──────── Entries shown ────────
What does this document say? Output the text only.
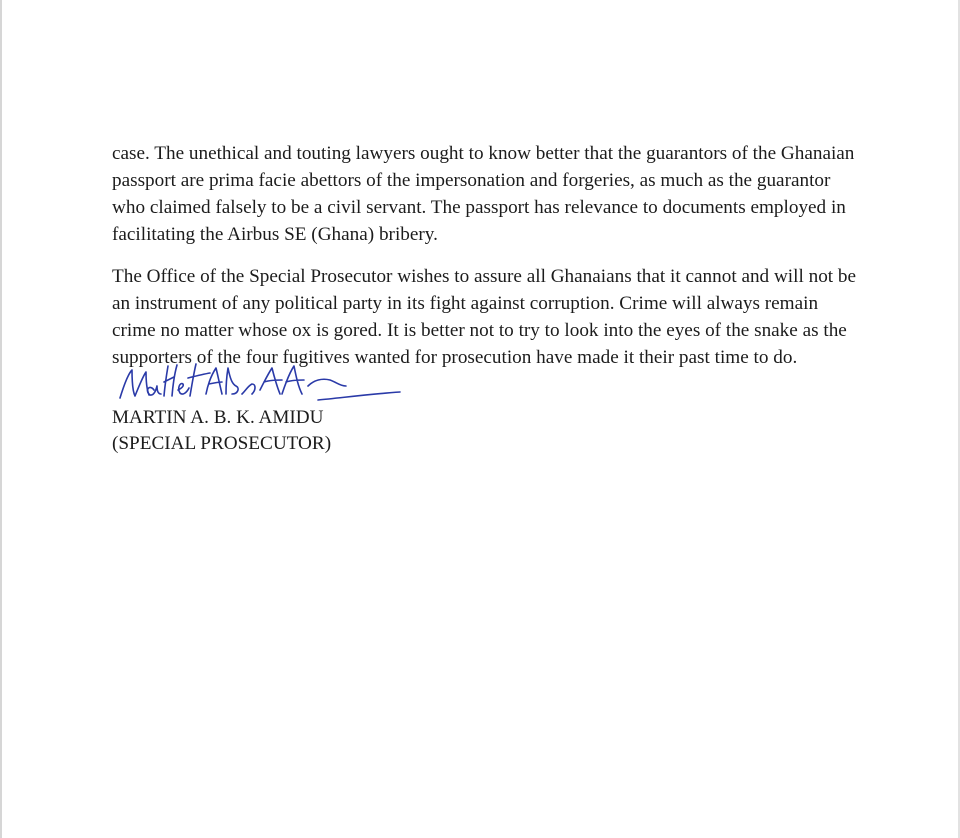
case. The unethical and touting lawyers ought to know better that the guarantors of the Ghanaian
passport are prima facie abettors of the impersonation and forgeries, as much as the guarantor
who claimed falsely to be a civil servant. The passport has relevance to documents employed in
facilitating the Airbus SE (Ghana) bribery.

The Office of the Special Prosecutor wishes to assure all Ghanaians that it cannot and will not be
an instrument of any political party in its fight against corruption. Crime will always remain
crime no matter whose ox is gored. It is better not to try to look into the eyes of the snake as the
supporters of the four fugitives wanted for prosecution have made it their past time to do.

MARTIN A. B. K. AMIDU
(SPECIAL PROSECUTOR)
────────
──────── Entries shown ────────
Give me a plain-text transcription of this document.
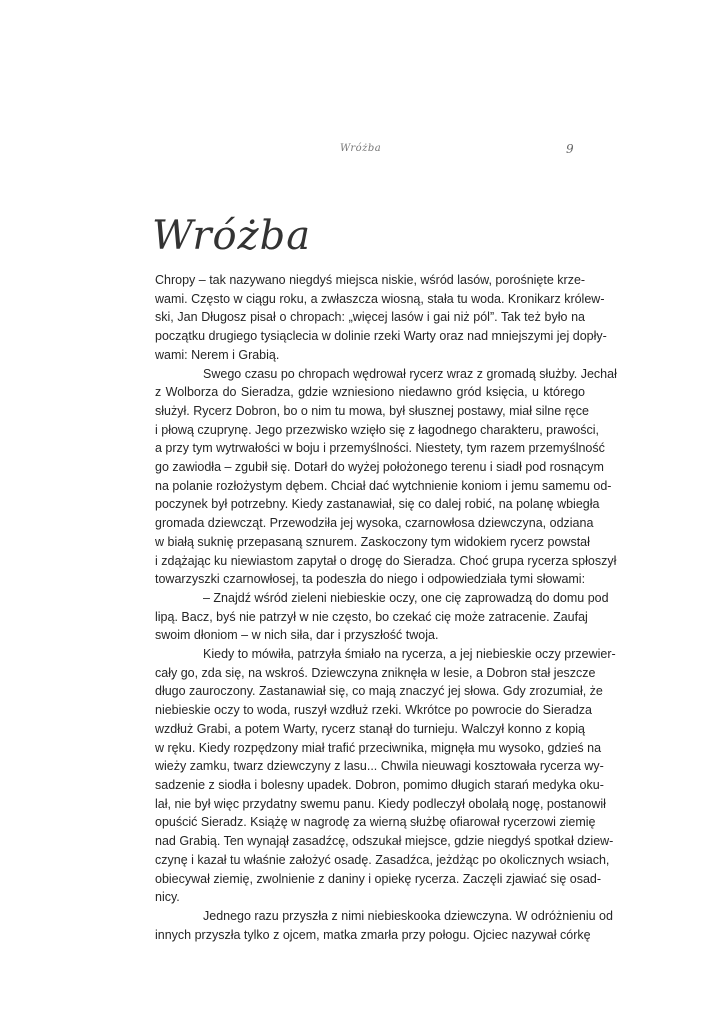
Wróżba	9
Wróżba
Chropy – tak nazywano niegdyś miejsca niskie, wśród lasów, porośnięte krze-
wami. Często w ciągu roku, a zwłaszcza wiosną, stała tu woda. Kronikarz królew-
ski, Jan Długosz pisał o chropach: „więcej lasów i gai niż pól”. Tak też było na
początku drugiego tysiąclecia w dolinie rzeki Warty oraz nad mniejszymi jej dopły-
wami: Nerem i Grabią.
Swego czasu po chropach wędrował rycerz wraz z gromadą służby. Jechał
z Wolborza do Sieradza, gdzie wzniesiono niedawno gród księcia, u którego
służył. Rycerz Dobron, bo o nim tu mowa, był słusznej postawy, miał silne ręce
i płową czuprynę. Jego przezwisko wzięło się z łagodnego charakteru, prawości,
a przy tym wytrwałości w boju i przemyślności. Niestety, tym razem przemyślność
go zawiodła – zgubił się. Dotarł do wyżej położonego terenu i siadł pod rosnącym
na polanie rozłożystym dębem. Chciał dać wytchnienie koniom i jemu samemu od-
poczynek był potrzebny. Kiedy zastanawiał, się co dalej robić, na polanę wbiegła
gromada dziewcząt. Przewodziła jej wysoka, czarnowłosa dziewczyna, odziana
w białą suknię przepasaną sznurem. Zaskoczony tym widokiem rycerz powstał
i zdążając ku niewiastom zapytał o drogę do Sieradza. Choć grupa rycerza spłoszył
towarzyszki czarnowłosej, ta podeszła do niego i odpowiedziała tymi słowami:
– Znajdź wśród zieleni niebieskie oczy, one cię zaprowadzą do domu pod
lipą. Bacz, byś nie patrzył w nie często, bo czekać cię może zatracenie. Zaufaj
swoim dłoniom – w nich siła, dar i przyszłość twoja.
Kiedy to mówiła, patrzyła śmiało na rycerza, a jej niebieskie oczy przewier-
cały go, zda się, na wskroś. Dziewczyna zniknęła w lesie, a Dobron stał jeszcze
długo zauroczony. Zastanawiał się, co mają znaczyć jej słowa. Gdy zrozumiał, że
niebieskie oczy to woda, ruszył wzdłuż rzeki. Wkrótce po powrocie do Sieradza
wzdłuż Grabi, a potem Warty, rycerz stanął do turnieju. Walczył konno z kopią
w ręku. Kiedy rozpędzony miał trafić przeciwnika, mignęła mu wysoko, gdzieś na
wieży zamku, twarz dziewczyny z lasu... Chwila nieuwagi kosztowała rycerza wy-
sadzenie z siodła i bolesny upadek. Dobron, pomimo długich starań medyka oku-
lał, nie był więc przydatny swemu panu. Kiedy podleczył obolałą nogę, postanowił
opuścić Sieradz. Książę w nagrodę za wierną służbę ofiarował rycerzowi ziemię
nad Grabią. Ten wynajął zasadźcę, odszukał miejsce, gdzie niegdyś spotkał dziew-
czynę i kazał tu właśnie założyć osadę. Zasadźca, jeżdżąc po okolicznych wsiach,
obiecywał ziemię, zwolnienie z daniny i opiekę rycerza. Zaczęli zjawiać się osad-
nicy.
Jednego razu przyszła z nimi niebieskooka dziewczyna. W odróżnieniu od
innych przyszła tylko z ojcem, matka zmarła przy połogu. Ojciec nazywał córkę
────────
_Problem statement_. Of all the lines above, how many contain "wzdłuż"? Give the number and nothing more.

_Written solution_. 2